YOUR OBJECTIVE
Reproduce all entries verbatim, with nothing added or dropped.

§ §

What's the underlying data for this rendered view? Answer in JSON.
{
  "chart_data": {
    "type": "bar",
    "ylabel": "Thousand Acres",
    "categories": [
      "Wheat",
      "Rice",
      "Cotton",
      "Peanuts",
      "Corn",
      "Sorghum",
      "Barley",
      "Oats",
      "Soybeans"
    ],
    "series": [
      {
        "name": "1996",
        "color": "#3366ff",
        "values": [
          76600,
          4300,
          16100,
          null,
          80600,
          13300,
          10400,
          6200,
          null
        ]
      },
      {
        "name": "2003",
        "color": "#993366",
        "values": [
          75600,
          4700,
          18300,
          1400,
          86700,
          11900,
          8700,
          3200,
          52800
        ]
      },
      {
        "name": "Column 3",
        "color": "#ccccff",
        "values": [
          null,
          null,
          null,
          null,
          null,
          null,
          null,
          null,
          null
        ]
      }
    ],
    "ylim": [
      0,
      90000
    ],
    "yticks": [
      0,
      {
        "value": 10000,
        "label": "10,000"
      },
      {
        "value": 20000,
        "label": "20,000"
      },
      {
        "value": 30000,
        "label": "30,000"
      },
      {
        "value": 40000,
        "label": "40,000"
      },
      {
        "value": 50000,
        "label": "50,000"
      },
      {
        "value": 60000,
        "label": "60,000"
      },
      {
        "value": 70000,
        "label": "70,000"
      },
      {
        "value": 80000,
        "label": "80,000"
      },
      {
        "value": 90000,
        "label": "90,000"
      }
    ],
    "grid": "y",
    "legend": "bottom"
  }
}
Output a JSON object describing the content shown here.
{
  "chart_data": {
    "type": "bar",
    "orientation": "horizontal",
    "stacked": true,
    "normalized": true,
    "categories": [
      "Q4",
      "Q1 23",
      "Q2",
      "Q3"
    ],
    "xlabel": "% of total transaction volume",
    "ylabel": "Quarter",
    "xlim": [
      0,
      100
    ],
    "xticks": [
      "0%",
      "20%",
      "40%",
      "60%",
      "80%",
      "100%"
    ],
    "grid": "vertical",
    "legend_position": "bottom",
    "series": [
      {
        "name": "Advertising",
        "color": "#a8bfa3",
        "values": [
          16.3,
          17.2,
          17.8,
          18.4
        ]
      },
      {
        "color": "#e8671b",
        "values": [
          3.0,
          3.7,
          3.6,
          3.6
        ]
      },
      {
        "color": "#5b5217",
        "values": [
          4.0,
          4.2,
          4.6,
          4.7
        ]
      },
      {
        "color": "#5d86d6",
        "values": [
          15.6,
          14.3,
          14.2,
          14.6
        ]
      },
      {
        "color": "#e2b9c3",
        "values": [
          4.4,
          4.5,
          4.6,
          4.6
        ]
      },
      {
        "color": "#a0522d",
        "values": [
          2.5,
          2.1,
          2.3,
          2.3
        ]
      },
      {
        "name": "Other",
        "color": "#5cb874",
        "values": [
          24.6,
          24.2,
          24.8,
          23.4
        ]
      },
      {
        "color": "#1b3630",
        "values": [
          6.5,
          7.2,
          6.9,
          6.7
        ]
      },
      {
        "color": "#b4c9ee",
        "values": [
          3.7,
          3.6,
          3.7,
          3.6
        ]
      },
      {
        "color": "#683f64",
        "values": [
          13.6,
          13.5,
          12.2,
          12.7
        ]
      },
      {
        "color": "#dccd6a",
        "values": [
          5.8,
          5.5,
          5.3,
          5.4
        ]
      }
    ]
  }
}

§ §

WORKED SOLUTION
What's the underlying data for this rendered view? Answer in JSON.
{
  "chart_data": {
    "type": "bar",
    "ylabel": "Thousand Acres",
    "categories": [
      "Wheat",
      "Rice",
      "Cotton",
      "Peanuts",
      "Corn",
      "Sorghum",
      "Barley",
      "Oats",
      "Soybeans"
    ],
    "series": [
      {
        "name": "1996",
        "color": "#3366ff",
        "values": [
          76600,
          4300,
          16100,
          null,
          80600,
          13300,
          10400,
          6200,
          null
        ]
      },
      {
        "name": "2003",
        "color": "#993366",
        "values": [
          75600,
          4700,
          18300,
          1400,
          86700,
          11900,
          8700,
          3200,
          52800
        ]
      },
      {
        "name": "Column 3",
        "color": "#ccccff",
        "values": [
          null,
          null,
          null,
          null,
          null,
          null,
          null,
          null,
          null
        ]
      }
    ],
    "ylim": [
      0,
      90000
    ],
    "yticks": [
      0,
      {
        "value": 10000,
        "label": "10,000"
      },
      {
        "value": 20000,
        "label": "20,000"
      },
      {
        "value": 30000,
        "label": "30,000"
      },
      {
        "value": 40000,
        "label": "40,000"
      },
      {
        "value": 50000,
        "label": "50,000"
      },
      {
        "value": 60000,
        "label": "60,000"
      },
      {
        "value": 70000,
        "label": "70,000"
      },
      {
        "value": 80000,
        "label": "80,000"
      },
      {
        "value": 90000,
        "label": "90,000"
      }
    ],
    "grid": "y",
    "legend": "bottom"
  }
}
Output a JSON object describing the content shown here.
{
  "chart_data": {
    "type": "bar",
    "orientation": "horizontal",
    "stacked": true,
    "normalized": true,
    "categories": [
      "Q4",
      "Q1 23",
      "Q2",
      "Q3"
    ],
    "xlabel": "% of total transaction volume",
    "ylabel": "Quarter",
    "xlim": [
      0,
      100
    ],
    "xticks": [
      "0%",
      "20%",
      "40%",
      "60%",
      "80%",
      "100%"
    ],
    "grid": "vertical",
    "legend_position": "bottom",
    "series": [
      {
        "name": "Advertising",
        "color": "#a8bfa3",
        "values": [
          16.3,
          17.2,
          17.8,
          18.4
        ]
      },
      {
        "color": "#e8671b",
        "values": [
          3.0,
          3.7,
          3.6,
          3.6
        ]
      },
      {
        "color": "#5b5217",
        "values": [
          4.0,
          4.2,
          4.6,
          4.7
        ]
      },
      {
        "color": "#5d86d6",
        "values": [
          15.6,
          14.3,
          14.2,
          14.6
        ]
      },
      {
        "color": "#e2b9c3",
        "values": [
          4.4,
          4.5,
          4.6,
          4.6
        ]
      },
      {
        "color": "#a0522d",
        "values": [
          2.5,
          2.1,
          2.3,
          2.3
        ]
      },
      {
        "name": "Other",
        "color": "#5cb874",
        "values": [
          24.6,
          24.2,
          24.8,
          23.4
        ]
      },
      {
        "color": "#1b3630",
        "values": [
          6.5,
          7.2,
          6.9,
          6.7
        ]
      },
      {
        "color": "#b4c9ee",
        "values": [
          3.7,
          3.6,
          3.7,
          3.6
        ]
      },
      {
        "color": "#683f64",
        "values": [
          13.6,
          13.5,
          12.2,
          12.7
        ]
      },
      {
        "color": "#dccd6a",
        "values": [
          5.8,
          5.5,
          5.3,
          5.4
        ]
      }
    ]
  }
}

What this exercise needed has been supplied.